§ To be done
Copy the records below with every "point-marker" changed to "data-point", leaving everything else unchanged.

(begin)

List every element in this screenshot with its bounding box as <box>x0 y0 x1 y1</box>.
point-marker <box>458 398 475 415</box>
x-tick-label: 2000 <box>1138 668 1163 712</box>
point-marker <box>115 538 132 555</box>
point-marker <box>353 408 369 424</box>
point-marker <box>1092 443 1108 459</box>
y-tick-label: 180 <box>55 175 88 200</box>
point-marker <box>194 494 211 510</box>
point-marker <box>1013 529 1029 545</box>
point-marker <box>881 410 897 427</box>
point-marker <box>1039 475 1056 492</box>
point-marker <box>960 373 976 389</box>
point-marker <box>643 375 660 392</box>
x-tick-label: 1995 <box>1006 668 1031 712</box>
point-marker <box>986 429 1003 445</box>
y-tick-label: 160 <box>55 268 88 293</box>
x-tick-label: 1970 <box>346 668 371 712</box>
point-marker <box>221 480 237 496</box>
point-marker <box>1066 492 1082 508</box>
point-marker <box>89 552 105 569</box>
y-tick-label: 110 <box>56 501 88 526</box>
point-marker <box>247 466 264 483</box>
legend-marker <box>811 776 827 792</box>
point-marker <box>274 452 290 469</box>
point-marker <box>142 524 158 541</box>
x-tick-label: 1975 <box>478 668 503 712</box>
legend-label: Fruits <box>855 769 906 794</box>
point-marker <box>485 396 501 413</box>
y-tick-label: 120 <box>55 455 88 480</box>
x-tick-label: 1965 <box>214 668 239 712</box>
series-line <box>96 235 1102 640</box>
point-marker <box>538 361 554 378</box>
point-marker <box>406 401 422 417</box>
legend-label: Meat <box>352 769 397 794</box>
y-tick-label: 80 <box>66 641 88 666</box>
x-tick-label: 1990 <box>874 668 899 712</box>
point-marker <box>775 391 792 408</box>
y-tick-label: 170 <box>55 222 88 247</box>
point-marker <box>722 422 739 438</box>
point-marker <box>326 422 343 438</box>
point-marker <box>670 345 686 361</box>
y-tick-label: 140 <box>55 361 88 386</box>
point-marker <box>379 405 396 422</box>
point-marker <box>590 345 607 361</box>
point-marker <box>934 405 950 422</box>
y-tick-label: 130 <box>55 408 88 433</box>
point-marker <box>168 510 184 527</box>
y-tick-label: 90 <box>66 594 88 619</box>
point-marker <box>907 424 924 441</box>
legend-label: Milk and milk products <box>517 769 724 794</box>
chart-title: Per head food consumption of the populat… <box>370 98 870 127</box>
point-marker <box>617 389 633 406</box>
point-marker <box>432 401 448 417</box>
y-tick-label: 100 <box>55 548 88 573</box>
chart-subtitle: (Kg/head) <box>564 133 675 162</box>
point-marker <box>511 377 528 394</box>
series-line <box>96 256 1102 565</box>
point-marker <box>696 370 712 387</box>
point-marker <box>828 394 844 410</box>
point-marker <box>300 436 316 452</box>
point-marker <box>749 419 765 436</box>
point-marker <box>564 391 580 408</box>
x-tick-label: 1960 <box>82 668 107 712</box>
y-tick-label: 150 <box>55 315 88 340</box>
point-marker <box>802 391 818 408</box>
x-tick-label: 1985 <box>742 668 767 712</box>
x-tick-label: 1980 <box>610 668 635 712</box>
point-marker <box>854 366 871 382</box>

(end)

§ Task result
List every element in this screenshot with its bounding box as <box>x0 y0 x1 y1</box>.
data-point <box>458 398 475 415</box>
x-tick-label: 2000 <box>1138 668 1163 712</box>
data-point <box>115 538 132 555</box>
data-point <box>353 408 369 424</box>
data-point <box>1092 443 1108 459</box>
y-tick-label: 180 <box>55 175 88 200</box>
data-point <box>194 494 211 510</box>
data-point <box>1013 529 1029 545</box>
data-point <box>881 410 897 427</box>
data-point <box>1039 475 1056 492</box>
data-point <box>960 373 976 389</box>
data-point <box>643 375 660 392</box>
x-tick-label: 1995 <box>1006 668 1031 712</box>
data-point <box>986 429 1003 445</box>
y-tick-label: 160 <box>55 268 88 293</box>
x-tick-label: 1970 <box>346 668 371 712</box>
data-point <box>221 480 237 496</box>
data-point <box>1066 492 1082 508</box>
data-point <box>89 552 105 569</box>
y-tick-label: 110 <box>56 501 88 526</box>
data-point <box>247 466 264 483</box>
legend-marker <box>811 776 827 792</box>
data-point <box>274 452 290 469</box>
data-point <box>142 524 158 541</box>
x-tick-label: 1975 <box>478 668 503 712</box>
legend-label: Fruits <box>855 769 906 794</box>
data-point <box>485 396 501 413</box>
y-tick-label: 120 <box>55 455 88 480</box>
x-tick-label: 1965 <box>214 668 239 712</box>
series-line <box>96 235 1102 640</box>
data-point <box>538 361 554 378</box>
data-point <box>406 401 422 417</box>
legend-label: Meat <box>352 769 397 794</box>
y-tick-label: 80 <box>66 641 88 666</box>
x-tick-label: 1990 <box>874 668 899 712</box>
data-point <box>775 391 792 408</box>
y-tick-label: 170 <box>55 222 88 247</box>
data-point <box>722 422 739 438</box>
data-point <box>326 422 343 438</box>
data-point <box>670 345 686 361</box>
y-tick-label: 140 <box>55 361 88 386</box>
data-point <box>379 405 396 422</box>
data-point <box>590 345 607 361</box>
data-point <box>934 405 950 422</box>
y-tick-label: 130 <box>55 408 88 433</box>
data-point <box>168 510 184 527</box>
y-tick-label: 90 <box>66 594 88 619</box>
data-point <box>907 424 924 441</box>
legend-label: Milk and milk products <box>517 769 724 794</box>
chart-title: Per head food consumption of the populat… <box>370 98 870 127</box>
data-point <box>617 389 633 406</box>
data-point <box>432 401 448 417</box>
y-tick-label: 100 <box>55 548 88 573</box>
chart-subtitle: (Kg/head) <box>564 133 675 162</box>
data-point <box>511 377 528 394</box>
series-line <box>96 256 1102 565</box>
data-point <box>696 370 712 387</box>
data-point <box>828 394 844 410</box>
data-point <box>300 436 316 452</box>
data-point <box>749 419 765 436</box>
data-point <box>564 391 580 408</box>
x-tick-label: 1960 <box>82 668 107 712</box>
y-tick-label: 150 <box>55 315 88 340</box>
data-point <box>802 391 818 408</box>
x-tick-label: 1985 <box>742 668 767 712</box>
x-tick-label: 1980 <box>610 668 635 712</box>
data-point <box>854 366 871 382</box>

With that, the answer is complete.